◆ **Extract to read**:
════
Earlier this year, we profiled leading television innovator, Evan Shapiro, on how marketers can attain the most value from the evolving medium that is TV. Shapiro explained that TV viewing by consumers has actually increased due to technologies such as the DVR – not despite them. To further understand how DVRs are increasing consumer – and advertiser – interaction with their sets and devices, we spoke with Tara Maitra, SVP & GM at TiVo – the originator of the DVR device.
Brandon Gutman: We’ve been hearing a lot about Interactive Television, what’s going on in the space? What’s the back story brands need to know?
Tara Maitra: Interactive Television is most certainly here, and we were there at the beginning when we invented the TiVo DVR and empowered the first true interaction dynamic between viewers and linear TV content.
As the empowerment of the viewer to time-shift their TV took hold (and it most certainly has with DVR’s now in nearly 50% of US homes), a second wave of interactive television appeared with IP streaming video. Very much analogous to On-Demand, though wrapped in a prettier interface for the most part, it further cemented viewer empowerment and increased the comfort and desire for viewers to interact with video. This was made much easier since the devices used to access streaming video were interactive in their very nature to begin with.
The pressure on traditional TV delivery providers – the cable, satellite and telco’s – started to yield selective innovation, and many of the devices being deployed by the cable, satellite and telco providers are now capable of some form of interaction, some much more advanced than others. Unfortunately, the predominant model to-date has been to attach the interactivity to linear TV spots, thus somewhat undervaluing the viewers evolving behaviors and the ability to reach that viewer in a lot more places throughout their TV viewing experience.
How can brands take advantage of this new interactive TV viewer behavior?
════
◆ **Task 1**: In the entries below, retype the lines starting with the line containing "violin-ytick: 3 [672,316,677,326]" and going on through the line containing "umap-point [255,1203,259,1208]", including both of those lines.

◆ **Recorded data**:
════
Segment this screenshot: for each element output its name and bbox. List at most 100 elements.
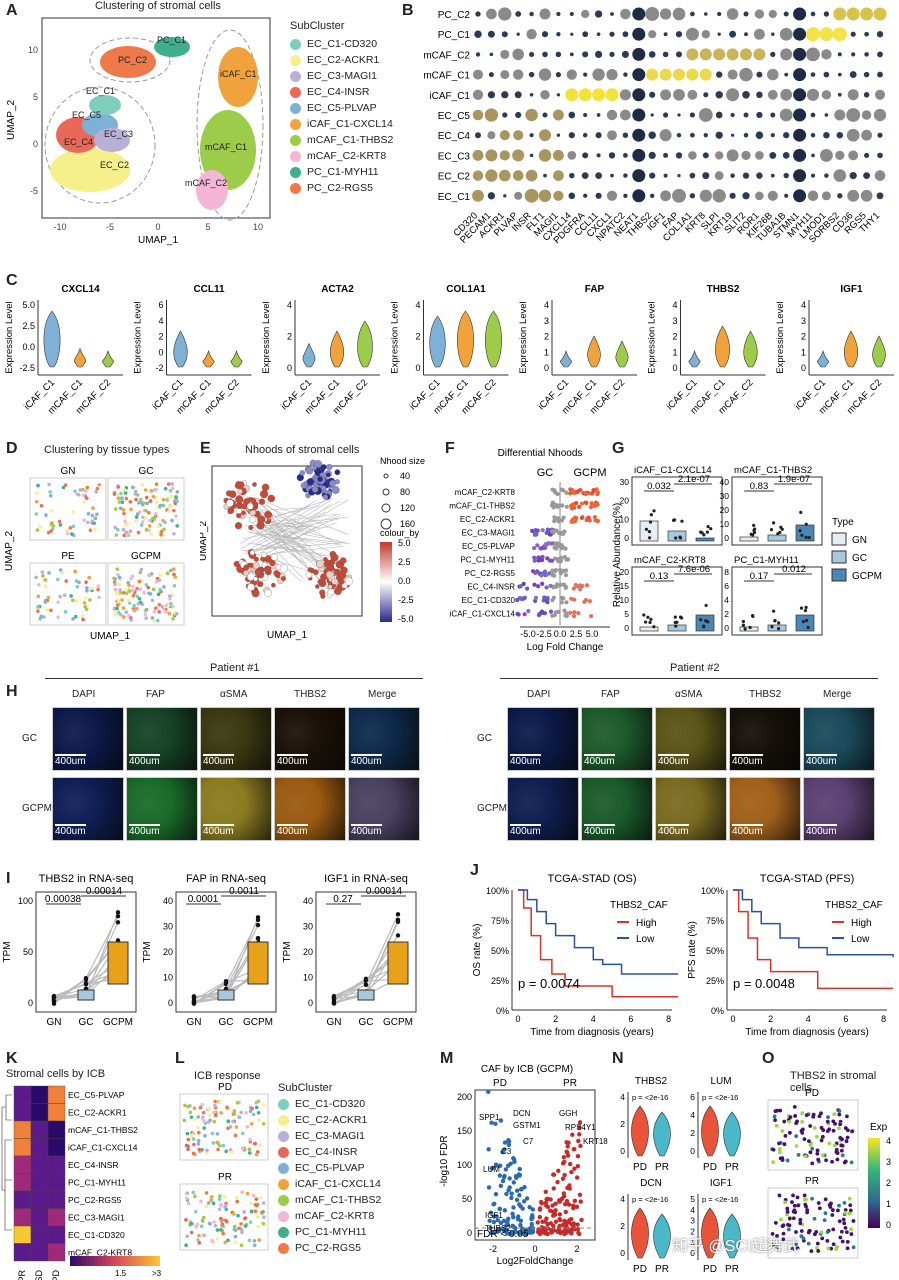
violin-ytick: 3 [672,316,677,326]
umap-point [116,496,121,500]
dotplot-dot [755,151,764,160]
feature-point [809,1249,814,1254]
umap-point [169,568,173,573]
dotplot-dot [821,49,832,60]
dotplot-dot [623,193,628,198]
svg-text:GN: GN [187,1017,202,1028]
feature-point [781,1237,786,1242]
volcano-point [518,1230,523,1236]
umap-point [234,1196,239,1200]
dotplot-dot [848,150,859,161]
feature-point [816,1201,821,1205]
umap-point [226,1126,230,1131]
dotplot-dot [555,51,562,58]
beeswarm-point [562,529,567,534]
svg-text:200: 200 [457,1092,472,1102]
umap-point [255,1203,259,1208]
heatmap-row-label: mCAF_C1-THBS2 [68,1125,138,1135]
umap-point [217,1207,222,1212]
beeswarm-point [560,503,565,508]
volcano-gene-label: SPP1 [479,1113,500,1122]
svg-text:2: 2 [886,1178,891,1188]
violin-ytick: 2 [672,332,677,342]
dotplot-dot [810,11,816,17]
svg-text:GCPM: GCPM [383,1017,413,1028]
heatmap-cell [47,1085,66,1104]
svg-text:0.27: 0.27 [333,894,353,905]
umap-point [144,527,149,532]
umap-point [58,568,63,572]
boxplot-point [752,523,756,527]
beeswarm-point [532,582,537,587]
feature-point [825,1119,830,1124]
feature-point [800,1111,805,1116]
feature-point [773,1118,777,1123]
feature-point [777,1248,781,1253]
volcano-point [553,1212,558,1217]
beeswarm-point [562,608,567,613]
dotplot-dot [581,9,590,19]
feature-point [839,1229,844,1234]
umap-point [186,1137,191,1142]
violin-ylabel: Expression Level [390,301,401,373]
nhood-circle [271,582,276,588]
nhood-circle [226,499,234,507]
volcano-point [514,1188,520,1193]
dotplot-dot [833,7,847,21]
umap-point [135,586,139,591]
violin-gene-title: FAP [585,284,605,295]
umap-point [154,487,159,492]
feature-point [774,1123,779,1128]
boxplot-point [649,617,653,621]
umap-point [77,580,81,585]
svg-text:GC: GC [79,1017,94,1028]
micrograph-image: 400um [52,777,124,841]
umap-point [125,588,129,592]
svg-text:PD: PD [51,1270,61,1280]
nhood-circle [340,557,347,564]
svg-text:0: 0 [730,1014,735,1024]
dotplot-dot [793,7,807,21]
umap-point [219,1216,223,1221]
svg-text:LUM: LUM [710,1076,731,1087]
umap-point [65,528,69,533]
violin-ytick: 3 [801,316,806,326]
svg-text:0: 0 [690,1146,695,1156]
umap-point [206,1201,211,1205]
volcano-point [560,1176,566,1181]
umap-point [120,598,124,602]
volcano-point [556,1198,562,1203]
feature-point [775,1245,780,1250]
feature-point [783,1200,788,1205]
volcano-point [514,1175,519,1181]
legend-dot [278,1114,289,1126]
beeswarm-point [549,558,555,563]
umap-point [143,608,148,613]
volcano-point [578,1143,583,1149]
volcano-point [548,1221,554,1226]
boxplot-point [649,513,653,517]
violin-gene-title: CCL11 [193,284,225,295]
violin-shape [302,342,316,368]
umap-point [169,601,173,606]
volcano-point [577,1132,582,1137]
feature-point [782,1119,787,1124]
dotplot-dot [675,31,683,38]
heatmap-cell [30,1120,49,1139]
umap-point [171,617,175,621]
umap-point [34,512,39,516]
volcano-point [517,1172,523,1178]
volcano-point [503,1167,509,1172]
svg-text:2: 2 [768,1014,773,1024]
volcano-point [498,1118,504,1123]
umap-point [129,507,133,512]
umap-point [36,594,41,599]
scale-bar-label: 400um [806,824,837,837]
volcano-point [563,1209,568,1215]
nhood-circle [257,580,264,588]
svg-text:Relative Abundance(%): Relative Abundance(%) [612,503,623,608]
umap-point [69,594,73,598]
svg-text:0.00014: 0.00014 [366,886,403,897]
nhood-circle [322,494,329,500]
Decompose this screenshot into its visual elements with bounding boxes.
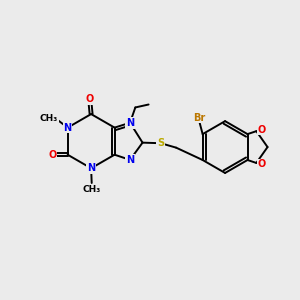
Text: O: O	[85, 94, 94, 104]
Text: N: N	[126, 155, 134, 165]
Text: O: O	[48, 150, 56, 160]
Text: O: O	[257, 159, 266, 170]
Text: N: N	[87, 163, 95, 173]
Text: Br: Br	[194, 112, 206, 123]
Text: O: O	[257, 125, 266, 135]
Text: N: N	[64, 123, 72, 133]
Text: N: N	[126, 118, 134, 128]
Text: CH₃: CH₃	[40, 114, 58, 123]
Text: CH₃: CH₃	[82, 185, 101, 194]
Text: S: S	[157, 138, 164, 148]
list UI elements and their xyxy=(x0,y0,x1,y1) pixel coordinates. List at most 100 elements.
════
◆ **Task 2**: Write what comes next in the interview on interactive television, picking up after its final sentence.

◆ **Right answer 1**:
violin-ytick: 3 [672,316,677,326]
umap-point [116,496,121,500]
dotplot-dot [755,151,764,160]
feature-point [809,1249,814,1254]
umap-point [169,568,173,573]
dotplot-dot [821,49,832,60]
dotplot-dot [623,193,628,198]
svg-text:GN: GN [187,1017,202,1028]
feature-point [781,1237,786,1242]
volcano-point [518,1230,523,1236]
umap-point [234,1196,239,1200]
dotplot-dot [848,150,859,161]
feature-point [816,1201,821,1205]
umap-point [226,1126,230,1131]
dotplot-dot [555,51,562,58]
beeswarm-point [562,529,567,534]
svg-text:200: 200 [457,1092,472,1102]
umap-point [255,1203,259,1208]

◆ **Right answer 2**:
Like in other digital experiences – social and mobile – true Interactive TV allows brands to take back control of the relationship with TV viewers. And by taking control and reaching viewers on their terms, brands can begin to accomplish two very important things. On the consumer side, brands can more effectively engage the commercial avoiding TV audience – which in many cases is the more desirable audience, the 18-49 and 25-54 affluent spenders. On the business side, brands can begin to use this newfound direct relationship with viewers to assert greater control over their general TV investments and use it to help to heal a lot of the issues they currently face with the traditional TV buying process.
What are some of the challenges?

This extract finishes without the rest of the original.